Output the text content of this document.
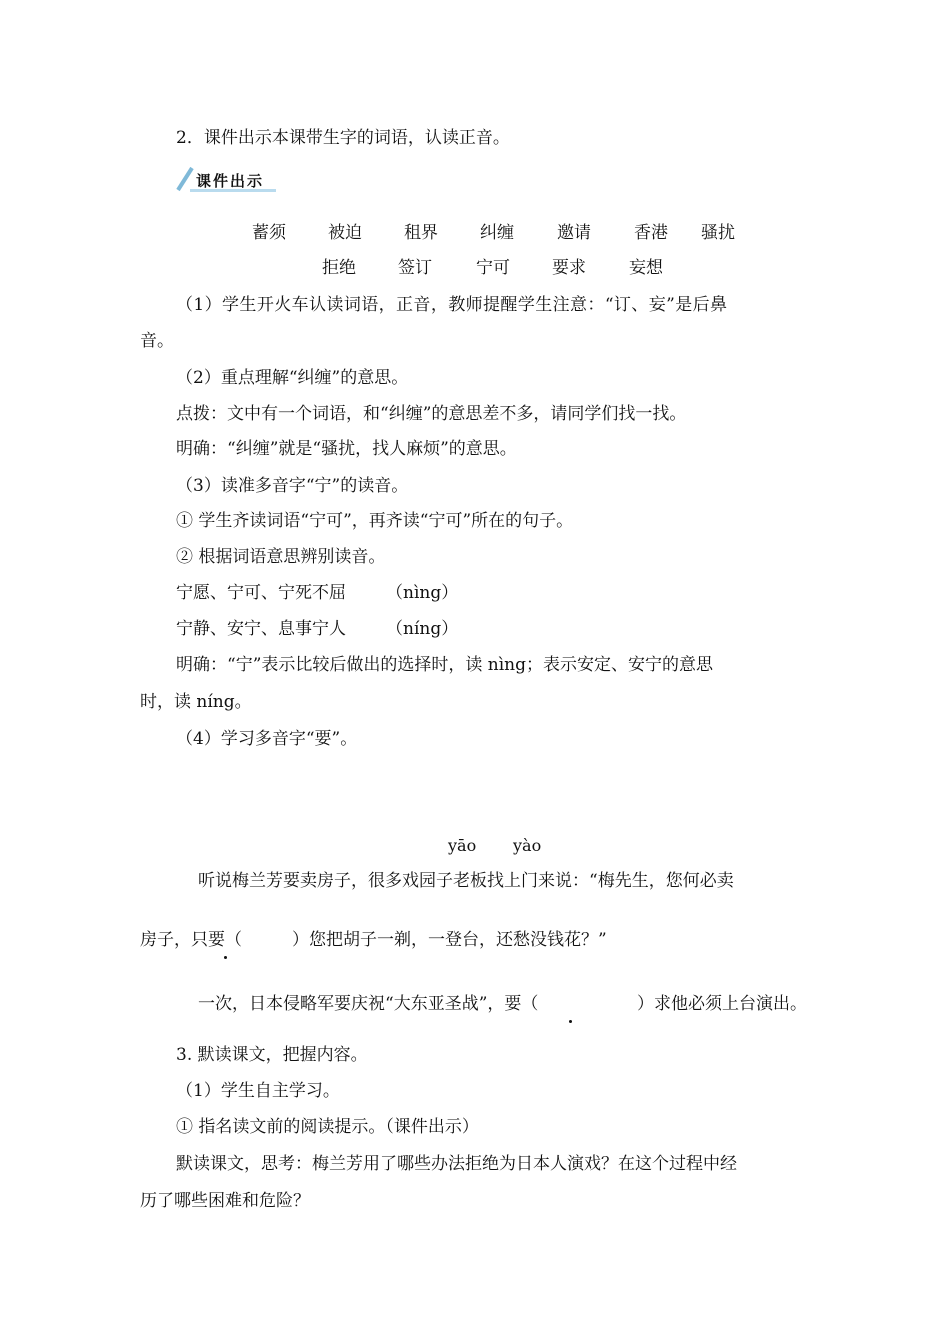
2．课件出示本课带生字的词语，认读正音。
课件出示
蓄须 被迫 租界 纠缠	邀请	香港 骚扰
拒绝 签订	宁可 要求	妄想
（1）学生开火车认读词语，正音，教师提醒学生注意：“订、妄”是后鼻
音。
（2）重点理解“纠缠”的意思。
点拨：文中有一个词语，和“纠缠”的意思差不多，请同学们找一找。
明确：“纠缠”就是“骚扰，找人麻烦”的意思。
（3）读准多音字“宁”的读音。
① 学生齐读词语“宁可”，再齐读“宁可”所在的句子。
② 根据词语意思辨别读音。
宁愿、宁可、宁死不屈 （nìng）
宁静、安宁、息事宁人 （níng）
明确：“宁”表示比较后做出的选择时，读 nìng；表示安定、安宁的意思
时，读 níng。
（4）学习多音字“要”。
yāo yào
听说梅兰芳要卖房子，很多戏园子老板找上门来说：“梅先生，您何必卖
房子，只要（	）您把胡子一剃，一登台，还愁没钱花？”
一次，日本侵略军要庆祝“大东亚圣战”，要（	）求他必须上台演出。
3. 默读课文，把握内容。
（1）学生自主学习。
① 指名读文前的阅读提示。（课件出示）
默读课文，思考：梅兰芳用了哪些办法拒绝为日本人演戏？在这个过程中经
历了哪些困难和危险？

━━━━━━━━━━━━━━━━

- Exercise requirements:
Leave out the pictures and repeat everything else in the records exactly.

- Output below:
Output the text content of this document.
2．课件出示本课带生字的词语，认读正音。
课件出示
蓄须 被迫 租界 纠缠	邀请	香港 骚扰
拒绝 签订	宁可 要求	妄想
（1）学生开火车认读词语，正音，教师提醒学生注意：“订、妄”是后鼻
音。
（2）重点理解“纠缠”的意思。
点拨：文中有一个词语，和“纠缠”的意思差不多，请同学们找一找。
明确：“纠缠”就是“骚扰，找人麻烦”的意思。
（3）读准多音字“宁”的读音。
① 学生齐读词语“宁可”，再齐读“宁可”所在的句子。
② 根据词语意思辨别读音。
宁愿、宁可、宁死不屈 （nìng）
宁静、安宁、息事宁人 （níng）
明确：“宁”表示比较后做出的选择时，读 nìng；表示安定、安宁的意思
时，读 níng。
（4）学习多音字“要”。
yāo yào
听说梅兰芳要卖房子，很多戏园子老板找上门来说：“梅先生，您何必卖
房子，只要（	）您把胡子一剃，一登台，还愁没钱花？”
一次，日本侵略军要庆祝“大东亚圣战”，要（	）求他必须上台演出。
3. 默读课文，把握内容。
（1）学生自主学习。
① 指名读文前的阅读提示。（课件出示）
默读课文，思考：梅兰芳用了哪些办法拒绝为日本人演戏？在这个过程中经
历了哪些困难和危险？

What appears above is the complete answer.